Short exercise:
Scan the records and identify every line in which the string "triangle" occurs, then return those lines.

Data for this task:
-------------------------

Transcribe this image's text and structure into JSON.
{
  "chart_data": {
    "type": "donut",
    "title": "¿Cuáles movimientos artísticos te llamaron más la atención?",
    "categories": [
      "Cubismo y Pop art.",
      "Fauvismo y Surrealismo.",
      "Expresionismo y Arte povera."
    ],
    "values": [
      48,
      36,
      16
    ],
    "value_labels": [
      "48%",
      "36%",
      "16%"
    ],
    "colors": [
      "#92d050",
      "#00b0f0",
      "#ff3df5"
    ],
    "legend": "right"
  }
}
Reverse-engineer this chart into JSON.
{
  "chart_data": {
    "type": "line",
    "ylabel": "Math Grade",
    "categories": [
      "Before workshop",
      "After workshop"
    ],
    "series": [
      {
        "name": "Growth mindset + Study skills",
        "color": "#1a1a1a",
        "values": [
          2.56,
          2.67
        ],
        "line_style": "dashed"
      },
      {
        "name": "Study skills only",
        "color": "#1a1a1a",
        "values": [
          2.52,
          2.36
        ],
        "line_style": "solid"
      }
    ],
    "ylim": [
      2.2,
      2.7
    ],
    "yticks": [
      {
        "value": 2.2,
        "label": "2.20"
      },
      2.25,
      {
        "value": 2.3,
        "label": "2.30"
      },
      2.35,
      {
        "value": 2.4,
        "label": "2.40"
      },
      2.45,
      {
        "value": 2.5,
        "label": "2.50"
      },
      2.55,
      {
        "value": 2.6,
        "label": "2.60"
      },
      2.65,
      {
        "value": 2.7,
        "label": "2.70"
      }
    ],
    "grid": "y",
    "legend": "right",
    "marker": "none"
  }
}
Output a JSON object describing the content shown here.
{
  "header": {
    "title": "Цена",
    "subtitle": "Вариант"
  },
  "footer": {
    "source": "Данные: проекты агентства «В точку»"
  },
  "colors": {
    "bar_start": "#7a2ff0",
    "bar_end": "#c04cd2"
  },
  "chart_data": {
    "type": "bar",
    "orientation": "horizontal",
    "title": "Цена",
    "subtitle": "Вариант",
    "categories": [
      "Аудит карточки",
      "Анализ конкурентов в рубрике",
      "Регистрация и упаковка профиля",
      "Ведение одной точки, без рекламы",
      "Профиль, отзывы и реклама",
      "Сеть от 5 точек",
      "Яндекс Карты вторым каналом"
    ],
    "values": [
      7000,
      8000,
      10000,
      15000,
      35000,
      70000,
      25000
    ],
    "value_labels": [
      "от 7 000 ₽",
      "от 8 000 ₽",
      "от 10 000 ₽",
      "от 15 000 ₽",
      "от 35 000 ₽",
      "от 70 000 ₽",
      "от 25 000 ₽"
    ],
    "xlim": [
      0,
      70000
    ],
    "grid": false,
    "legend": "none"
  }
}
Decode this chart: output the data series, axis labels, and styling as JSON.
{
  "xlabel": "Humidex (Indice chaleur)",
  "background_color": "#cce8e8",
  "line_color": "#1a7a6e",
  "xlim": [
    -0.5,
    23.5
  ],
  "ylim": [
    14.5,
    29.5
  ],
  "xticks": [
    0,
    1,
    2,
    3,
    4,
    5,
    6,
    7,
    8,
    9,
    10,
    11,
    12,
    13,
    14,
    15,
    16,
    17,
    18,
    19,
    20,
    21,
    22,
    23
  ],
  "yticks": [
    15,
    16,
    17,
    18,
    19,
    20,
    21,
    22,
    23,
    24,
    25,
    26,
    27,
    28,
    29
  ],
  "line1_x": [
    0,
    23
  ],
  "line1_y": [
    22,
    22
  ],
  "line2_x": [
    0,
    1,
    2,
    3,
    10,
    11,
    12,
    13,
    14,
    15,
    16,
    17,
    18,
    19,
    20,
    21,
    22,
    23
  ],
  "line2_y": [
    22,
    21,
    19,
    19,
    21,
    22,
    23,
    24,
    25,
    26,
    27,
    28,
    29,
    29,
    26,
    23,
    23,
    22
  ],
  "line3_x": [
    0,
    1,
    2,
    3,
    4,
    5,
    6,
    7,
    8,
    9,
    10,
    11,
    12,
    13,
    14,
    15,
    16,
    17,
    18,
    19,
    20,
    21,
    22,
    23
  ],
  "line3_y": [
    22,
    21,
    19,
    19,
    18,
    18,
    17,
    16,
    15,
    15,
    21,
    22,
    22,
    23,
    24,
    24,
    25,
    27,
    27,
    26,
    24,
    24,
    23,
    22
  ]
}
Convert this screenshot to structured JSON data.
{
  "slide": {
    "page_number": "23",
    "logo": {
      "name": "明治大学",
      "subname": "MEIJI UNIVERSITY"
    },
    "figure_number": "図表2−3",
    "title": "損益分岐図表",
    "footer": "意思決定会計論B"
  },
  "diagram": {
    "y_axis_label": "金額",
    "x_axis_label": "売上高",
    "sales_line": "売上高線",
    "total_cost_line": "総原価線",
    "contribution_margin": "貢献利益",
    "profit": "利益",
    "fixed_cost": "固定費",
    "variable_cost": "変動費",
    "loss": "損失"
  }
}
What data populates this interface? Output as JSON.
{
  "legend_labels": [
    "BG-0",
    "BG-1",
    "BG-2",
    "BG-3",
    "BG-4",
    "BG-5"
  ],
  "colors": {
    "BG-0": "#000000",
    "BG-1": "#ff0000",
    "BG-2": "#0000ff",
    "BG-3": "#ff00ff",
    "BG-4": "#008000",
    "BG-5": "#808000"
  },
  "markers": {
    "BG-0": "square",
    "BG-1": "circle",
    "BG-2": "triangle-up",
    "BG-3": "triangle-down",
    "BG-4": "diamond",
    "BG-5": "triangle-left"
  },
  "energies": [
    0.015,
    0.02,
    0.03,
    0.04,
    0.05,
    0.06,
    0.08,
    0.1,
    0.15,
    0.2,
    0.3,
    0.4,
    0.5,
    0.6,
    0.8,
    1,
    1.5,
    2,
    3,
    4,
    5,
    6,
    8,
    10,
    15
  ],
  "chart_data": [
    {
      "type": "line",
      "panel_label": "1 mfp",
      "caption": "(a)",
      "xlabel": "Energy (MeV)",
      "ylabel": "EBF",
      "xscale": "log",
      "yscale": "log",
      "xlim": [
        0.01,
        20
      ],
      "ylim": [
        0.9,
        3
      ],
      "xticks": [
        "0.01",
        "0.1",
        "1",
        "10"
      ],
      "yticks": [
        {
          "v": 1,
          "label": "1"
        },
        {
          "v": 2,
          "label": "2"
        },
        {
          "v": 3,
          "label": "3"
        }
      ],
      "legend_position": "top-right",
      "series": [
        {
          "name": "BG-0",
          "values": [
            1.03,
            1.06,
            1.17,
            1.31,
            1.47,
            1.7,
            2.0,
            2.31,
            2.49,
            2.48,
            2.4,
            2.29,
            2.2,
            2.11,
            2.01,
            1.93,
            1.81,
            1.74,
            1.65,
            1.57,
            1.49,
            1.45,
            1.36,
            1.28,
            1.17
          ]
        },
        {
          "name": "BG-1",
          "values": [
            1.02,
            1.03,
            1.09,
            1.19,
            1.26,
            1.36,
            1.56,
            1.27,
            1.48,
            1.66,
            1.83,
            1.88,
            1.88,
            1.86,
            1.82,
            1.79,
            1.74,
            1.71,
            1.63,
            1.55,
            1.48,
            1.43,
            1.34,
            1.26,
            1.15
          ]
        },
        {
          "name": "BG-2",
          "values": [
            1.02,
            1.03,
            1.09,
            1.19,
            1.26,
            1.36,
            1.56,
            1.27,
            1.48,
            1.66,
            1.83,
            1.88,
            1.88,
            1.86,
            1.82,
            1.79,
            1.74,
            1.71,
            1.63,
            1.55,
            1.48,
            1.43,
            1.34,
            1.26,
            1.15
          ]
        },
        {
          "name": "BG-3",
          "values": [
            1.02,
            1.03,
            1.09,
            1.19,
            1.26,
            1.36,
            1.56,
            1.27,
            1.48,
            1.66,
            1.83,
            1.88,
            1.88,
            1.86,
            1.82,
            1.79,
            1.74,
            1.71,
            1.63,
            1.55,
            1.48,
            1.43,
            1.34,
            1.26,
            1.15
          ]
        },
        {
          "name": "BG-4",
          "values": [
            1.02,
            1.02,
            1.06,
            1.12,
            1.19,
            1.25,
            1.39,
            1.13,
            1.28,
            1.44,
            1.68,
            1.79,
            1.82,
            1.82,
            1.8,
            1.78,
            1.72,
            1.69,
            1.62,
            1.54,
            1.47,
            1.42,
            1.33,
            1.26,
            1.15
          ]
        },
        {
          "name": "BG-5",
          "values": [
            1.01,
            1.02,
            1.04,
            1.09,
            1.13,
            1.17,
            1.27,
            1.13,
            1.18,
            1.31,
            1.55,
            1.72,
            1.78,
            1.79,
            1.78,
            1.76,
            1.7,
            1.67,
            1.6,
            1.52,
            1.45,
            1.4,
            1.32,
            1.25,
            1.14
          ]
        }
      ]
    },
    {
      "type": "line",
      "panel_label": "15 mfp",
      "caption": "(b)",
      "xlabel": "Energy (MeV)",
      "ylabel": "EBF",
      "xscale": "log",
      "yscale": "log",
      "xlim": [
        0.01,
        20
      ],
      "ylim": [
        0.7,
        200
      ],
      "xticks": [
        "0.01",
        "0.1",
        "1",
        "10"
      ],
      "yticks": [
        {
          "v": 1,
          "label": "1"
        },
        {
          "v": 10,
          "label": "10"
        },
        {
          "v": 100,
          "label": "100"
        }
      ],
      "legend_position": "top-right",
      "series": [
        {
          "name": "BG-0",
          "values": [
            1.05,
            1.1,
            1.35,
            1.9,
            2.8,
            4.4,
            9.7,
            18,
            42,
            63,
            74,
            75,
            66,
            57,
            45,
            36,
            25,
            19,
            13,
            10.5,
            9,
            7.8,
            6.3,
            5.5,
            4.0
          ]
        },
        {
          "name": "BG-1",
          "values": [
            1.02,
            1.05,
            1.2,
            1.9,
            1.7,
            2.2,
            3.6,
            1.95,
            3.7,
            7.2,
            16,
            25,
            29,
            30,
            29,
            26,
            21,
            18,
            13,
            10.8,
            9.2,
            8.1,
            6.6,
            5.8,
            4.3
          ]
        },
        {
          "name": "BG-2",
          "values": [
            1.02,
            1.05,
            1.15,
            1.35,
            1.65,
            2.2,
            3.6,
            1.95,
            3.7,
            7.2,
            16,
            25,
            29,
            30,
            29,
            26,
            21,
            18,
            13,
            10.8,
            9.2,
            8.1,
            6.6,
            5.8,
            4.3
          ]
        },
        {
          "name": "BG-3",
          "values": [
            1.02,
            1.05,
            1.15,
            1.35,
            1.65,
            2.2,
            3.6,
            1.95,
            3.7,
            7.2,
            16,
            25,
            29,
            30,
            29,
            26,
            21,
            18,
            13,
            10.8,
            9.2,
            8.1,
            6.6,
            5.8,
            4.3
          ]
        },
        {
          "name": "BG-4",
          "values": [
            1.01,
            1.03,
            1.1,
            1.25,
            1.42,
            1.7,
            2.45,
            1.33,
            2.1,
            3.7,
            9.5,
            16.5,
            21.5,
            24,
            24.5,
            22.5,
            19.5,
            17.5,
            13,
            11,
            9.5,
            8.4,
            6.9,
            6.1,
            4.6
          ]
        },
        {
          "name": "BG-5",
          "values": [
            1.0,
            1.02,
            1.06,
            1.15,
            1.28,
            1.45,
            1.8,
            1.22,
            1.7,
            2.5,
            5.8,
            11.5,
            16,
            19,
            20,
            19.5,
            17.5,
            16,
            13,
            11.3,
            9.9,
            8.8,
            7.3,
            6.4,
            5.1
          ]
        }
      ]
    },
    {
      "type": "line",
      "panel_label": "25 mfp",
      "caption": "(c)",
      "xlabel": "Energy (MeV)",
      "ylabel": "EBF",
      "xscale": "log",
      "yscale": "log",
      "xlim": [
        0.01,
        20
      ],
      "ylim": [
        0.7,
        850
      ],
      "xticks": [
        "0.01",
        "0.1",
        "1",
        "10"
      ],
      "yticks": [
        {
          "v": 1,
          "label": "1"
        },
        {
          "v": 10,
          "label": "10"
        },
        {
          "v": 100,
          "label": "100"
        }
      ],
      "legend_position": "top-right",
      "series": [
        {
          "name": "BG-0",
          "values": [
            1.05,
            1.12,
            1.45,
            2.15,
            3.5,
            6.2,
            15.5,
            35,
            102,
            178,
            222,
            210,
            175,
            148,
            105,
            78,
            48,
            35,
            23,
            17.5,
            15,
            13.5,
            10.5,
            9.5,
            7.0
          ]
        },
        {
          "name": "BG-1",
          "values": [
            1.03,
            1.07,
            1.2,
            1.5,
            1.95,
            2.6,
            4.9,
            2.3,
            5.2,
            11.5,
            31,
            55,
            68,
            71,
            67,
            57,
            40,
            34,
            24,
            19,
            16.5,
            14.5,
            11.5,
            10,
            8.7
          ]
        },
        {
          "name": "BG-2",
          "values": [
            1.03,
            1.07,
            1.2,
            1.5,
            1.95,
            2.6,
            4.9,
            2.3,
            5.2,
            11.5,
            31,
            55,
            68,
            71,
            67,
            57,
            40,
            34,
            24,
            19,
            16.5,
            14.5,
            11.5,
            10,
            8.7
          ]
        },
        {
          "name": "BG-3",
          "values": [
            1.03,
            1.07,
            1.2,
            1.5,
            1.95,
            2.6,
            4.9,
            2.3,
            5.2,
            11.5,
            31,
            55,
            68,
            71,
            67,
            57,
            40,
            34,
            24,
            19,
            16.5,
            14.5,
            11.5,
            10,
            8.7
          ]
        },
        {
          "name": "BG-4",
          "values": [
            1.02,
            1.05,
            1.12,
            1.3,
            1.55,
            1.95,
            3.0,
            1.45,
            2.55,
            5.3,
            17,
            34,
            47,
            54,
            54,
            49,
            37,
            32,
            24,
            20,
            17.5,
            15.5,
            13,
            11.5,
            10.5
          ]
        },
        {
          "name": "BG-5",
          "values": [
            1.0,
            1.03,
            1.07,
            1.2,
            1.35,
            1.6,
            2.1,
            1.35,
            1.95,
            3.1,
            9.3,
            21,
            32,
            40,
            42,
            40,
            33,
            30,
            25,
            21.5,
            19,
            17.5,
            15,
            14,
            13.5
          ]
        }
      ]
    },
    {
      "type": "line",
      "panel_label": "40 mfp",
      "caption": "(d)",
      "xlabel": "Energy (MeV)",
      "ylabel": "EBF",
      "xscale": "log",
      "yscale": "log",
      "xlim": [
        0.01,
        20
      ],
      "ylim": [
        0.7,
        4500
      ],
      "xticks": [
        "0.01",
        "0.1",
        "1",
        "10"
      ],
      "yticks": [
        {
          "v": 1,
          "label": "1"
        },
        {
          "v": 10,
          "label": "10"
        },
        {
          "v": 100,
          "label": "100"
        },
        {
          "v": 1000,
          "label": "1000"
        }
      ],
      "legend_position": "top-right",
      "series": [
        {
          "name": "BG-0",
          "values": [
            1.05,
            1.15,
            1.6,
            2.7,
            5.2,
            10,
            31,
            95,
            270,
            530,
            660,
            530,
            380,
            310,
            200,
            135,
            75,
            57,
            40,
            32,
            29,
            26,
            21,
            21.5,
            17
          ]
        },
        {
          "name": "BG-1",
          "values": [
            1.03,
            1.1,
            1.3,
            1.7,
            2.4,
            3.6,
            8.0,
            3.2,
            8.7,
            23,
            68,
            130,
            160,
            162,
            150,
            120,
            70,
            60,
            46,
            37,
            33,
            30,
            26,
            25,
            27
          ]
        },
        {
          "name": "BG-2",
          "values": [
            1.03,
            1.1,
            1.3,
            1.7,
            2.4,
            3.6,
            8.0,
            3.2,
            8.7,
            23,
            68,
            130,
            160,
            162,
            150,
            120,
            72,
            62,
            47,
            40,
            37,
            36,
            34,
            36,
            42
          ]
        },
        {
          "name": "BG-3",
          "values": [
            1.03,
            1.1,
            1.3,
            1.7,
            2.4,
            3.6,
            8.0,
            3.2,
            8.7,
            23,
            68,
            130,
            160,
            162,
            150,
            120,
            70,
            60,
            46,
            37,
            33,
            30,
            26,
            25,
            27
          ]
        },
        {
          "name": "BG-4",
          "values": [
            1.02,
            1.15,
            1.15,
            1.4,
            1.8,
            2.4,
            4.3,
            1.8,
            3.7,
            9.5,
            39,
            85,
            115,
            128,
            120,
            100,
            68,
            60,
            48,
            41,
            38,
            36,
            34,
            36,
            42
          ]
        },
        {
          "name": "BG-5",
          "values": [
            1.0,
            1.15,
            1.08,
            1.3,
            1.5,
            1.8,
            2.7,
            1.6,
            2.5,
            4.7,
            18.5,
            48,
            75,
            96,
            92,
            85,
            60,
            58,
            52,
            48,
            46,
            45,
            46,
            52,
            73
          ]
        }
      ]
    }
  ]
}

-------------------------

Answer below:
    "BG-2": "triangle-up",
    "BG-3": "triangle-down",
    "BG-5": "triangle-left"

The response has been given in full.